Every record should be repeated exactly, except that pictures are left out.

───── Records supplied ─────

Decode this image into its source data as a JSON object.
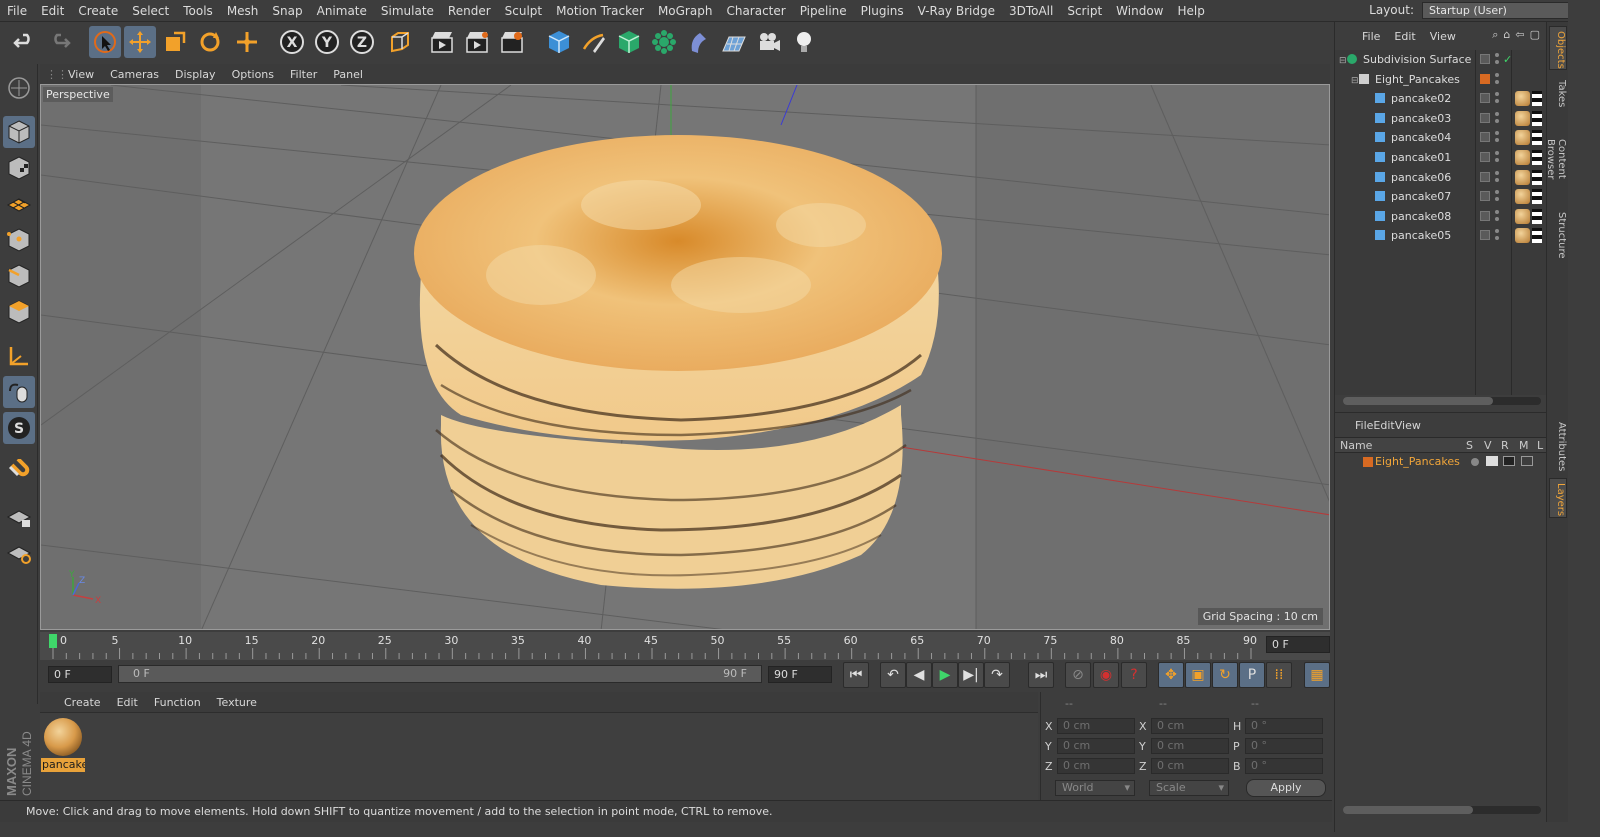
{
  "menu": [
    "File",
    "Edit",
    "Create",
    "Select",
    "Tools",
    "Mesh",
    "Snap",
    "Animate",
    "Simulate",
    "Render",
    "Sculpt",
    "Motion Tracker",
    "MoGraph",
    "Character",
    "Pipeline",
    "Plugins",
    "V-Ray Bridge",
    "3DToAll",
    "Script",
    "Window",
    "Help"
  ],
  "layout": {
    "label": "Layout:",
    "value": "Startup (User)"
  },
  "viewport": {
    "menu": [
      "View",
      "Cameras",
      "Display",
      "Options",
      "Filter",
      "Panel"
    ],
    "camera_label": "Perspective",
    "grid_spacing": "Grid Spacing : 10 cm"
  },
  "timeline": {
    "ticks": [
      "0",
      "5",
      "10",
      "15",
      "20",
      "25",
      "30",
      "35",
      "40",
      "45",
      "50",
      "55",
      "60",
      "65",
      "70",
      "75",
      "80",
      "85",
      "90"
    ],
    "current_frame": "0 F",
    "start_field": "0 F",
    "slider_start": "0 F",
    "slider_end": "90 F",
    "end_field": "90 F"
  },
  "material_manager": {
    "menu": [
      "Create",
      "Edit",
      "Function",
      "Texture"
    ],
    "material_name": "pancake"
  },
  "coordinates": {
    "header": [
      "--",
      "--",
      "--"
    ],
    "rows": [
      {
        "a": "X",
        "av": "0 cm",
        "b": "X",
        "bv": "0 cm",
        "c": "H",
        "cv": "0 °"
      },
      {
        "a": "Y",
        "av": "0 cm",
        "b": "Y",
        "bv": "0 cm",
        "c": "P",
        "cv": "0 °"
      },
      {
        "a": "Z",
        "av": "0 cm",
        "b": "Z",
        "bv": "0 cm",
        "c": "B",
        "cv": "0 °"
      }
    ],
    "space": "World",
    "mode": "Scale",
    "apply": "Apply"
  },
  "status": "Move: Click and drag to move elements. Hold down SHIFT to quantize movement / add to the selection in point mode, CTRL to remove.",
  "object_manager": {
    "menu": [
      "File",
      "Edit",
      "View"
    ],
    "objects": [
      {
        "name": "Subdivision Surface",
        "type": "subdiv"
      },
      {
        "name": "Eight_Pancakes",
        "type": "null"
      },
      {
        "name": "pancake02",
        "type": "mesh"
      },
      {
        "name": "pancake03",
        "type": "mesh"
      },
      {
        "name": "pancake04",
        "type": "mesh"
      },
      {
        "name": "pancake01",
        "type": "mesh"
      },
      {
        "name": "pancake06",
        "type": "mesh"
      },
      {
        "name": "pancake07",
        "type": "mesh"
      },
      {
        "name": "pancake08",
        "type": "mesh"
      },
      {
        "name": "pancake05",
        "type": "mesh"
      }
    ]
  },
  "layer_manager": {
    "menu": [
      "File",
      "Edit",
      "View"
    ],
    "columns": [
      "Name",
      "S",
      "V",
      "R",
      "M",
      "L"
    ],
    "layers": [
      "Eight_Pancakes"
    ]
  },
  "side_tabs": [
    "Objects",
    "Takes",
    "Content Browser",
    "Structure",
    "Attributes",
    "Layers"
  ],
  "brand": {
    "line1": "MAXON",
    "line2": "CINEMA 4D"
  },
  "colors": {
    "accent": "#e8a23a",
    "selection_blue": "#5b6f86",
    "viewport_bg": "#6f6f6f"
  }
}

─────

» **Solution to the exercise**:
Decode this image into its source data as a JSON object.
{
  "menu": [
    "File",
    "Edit",
    "Create",
    "Select",
    "Tools",
    "Mesh",
    "Snap",
    "Animate",
    "Simulate",
    "Render",
    "Sculpt",
    "Motion Tracker",
    "MoGraph",
    "Character",
    "Pipeline",
    "Plugins",
    "V-Ray Bridge",
    "3DToAll",
    "Script",
    "Window",
    "Help"
  ],
  "layout": {
    "label": "Layout:",
    "value": "Startup (User)"
  },
  "viewport": {
    "menu": [
      "View",
      "Cameras",
      "Display",
      "Options",
      "Filter",
      "Panel"
    ],
    "camera_label": "Perspective",
    "grid_spacing": "Grid Spacing : 10 cm"
  },
  "timeline": {
    "ticks": [
      "0",
      "5",
      "10",
      "15",
      "20",
      "25",
      "30",
      "35",
      "40",
      "45",
      "50",
      "55",
      "60",
      "65",
      "70",
      "75",
      "80",
      "85",
      "90"
    ],
    "current_frame": "0 F",
    "start_field": "0 F",
    "slider_start": "0 F",
    "slider_end": "90 F",
    "end_field": "90 F"
  },
  "material_manager": {
    "menu": [
      "Create",
      "Edit",
      "Function",
      "Texture"
    ],
    "material_name": "pancake"
  },
  "coordinates": {
    "header": [
      "--",
      "--",
      "--"
    ],
    "rows": [
      {
        "a": "X",
        "av": "0 cm",
        "b": "X",
        "bv": "0 cm",
        "c": "H",
        "cv": "0 °"
      },
      {
        "a": "Y",
        "av": "0 cm",
        "b": "Y",
        "bv": "0 cm",
        "c": "P",
        "cv": "0 °"
      },
      {
        "a": "Z",
        "av": "0 cm",
        "b": "Z",
        "bv": "0 cm",
        "c": "B",
        "cv": "0 °"
      }
    ],
    "space": "World",
    "mode": "Scale",
    "apply": "Apply"
  },
  "status": "Move: Click and drag to move elements. Hold down SHIFT to quantize movement / add to the selection in point mode, CTRL to remove.",
  "object_manager": {
    "menu": [
      "File",
      "Edit",
      "View"
    ],
    "objects": [
      {
        "name": "Subdivision Surface",
        "type": "subdiv"
      },
      {
        "name": "Eight_Pancakes",
        "type": "null"
      },
      {
        "name": "pancake02",
        "type": "mesh"
      },
      {
        "name": "pancake03",
        "type": "mesh"
      },
      {
        "name": "pancake04",
        "type": "mesh"
      },
      {
        "name": "pancake01",
        "type": "mesh"
      },
      {
        "name": "pancake06",
        "type": "mesh"
      },
      {
        "name": "pancake07",
        "type": "mesh"
      },
      {
        "name": "pancake08",
        "type": "mesh"
      },
      {
        "name": "pancake05",
        "type": "mesh"
      }
    ]
  },
  "layer_manager": {
    "menu": [
      "File",
      "Edit",
      "View"
    ],
    "columns": [
      "Name",
      "S",
      "V",
      "R",
      "M",
      "L"
    ],
    "layers": [
      "Eight_Pancakes"
    ]
  },
  "side_tabs": [
    "Objects",
    "Takes",
    "Content Browser",
    "Structure",
    "Attributes",
    "Layers"
  ],
  "brand": {
    "line1": "MAXON",
    "line2": "CINEMA 4D"
  },
  "colors": {
    "accent": "#e8a23a",
    "selection_blue": "#5b6f86",
    "viewport_bg": "#6f6f6f"
  }
}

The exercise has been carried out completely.